**REQUEST:**
Write the material out again in full, exactly.

Collected data entries

(begin)

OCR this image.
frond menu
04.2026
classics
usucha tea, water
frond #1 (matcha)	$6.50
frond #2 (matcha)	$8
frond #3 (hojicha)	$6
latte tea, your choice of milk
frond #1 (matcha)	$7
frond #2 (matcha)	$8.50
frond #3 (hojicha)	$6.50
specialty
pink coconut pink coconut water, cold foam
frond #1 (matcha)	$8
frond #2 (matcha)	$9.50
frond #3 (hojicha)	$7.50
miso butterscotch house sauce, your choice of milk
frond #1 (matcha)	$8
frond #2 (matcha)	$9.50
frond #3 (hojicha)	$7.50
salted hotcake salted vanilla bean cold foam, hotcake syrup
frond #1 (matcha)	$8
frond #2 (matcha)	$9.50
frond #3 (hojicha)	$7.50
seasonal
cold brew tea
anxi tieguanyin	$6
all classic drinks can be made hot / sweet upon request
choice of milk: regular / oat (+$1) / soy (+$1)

(end)

**WRITTEN ANSWER:**
OCR this image.
frond menu
04.2026
classics
usucha tea, water
frond #1 (matcha)	$6.50
frond #2 (matcha)	$8
frond #3 (hojicha)	$6
latte tea, your choice of milk
frond #1 (matcha)	$7
frond #2 (matcha)	$8.50
frond #3 (hojicha)	$6.50
specialty
pink coconut pink coconut water, cold foam
frond #1 (matcha)	$8
frond #2 (matcha)	$9.50
frond #3 (hojicha)	$7.50
miso butterscotch house sauce, your choice of milk
frond #1 (matcha)	$8
frond #2 (matcha)	$9.50
frond #3 (hojicha)	$7.50
salted hotcake salted vanilla bean cold foam, hotcake syrup
frond #1 (matcha)	$8
frond #2 (matcha)	$9.50
frond #3 (hojicha)	$7.50
seasonal
cold brew tea
anxi tieguanyin	$6
all classic drinks can be made hot / sweet upon request
choice of milk: regular / oat (+$1) / soy (+$1)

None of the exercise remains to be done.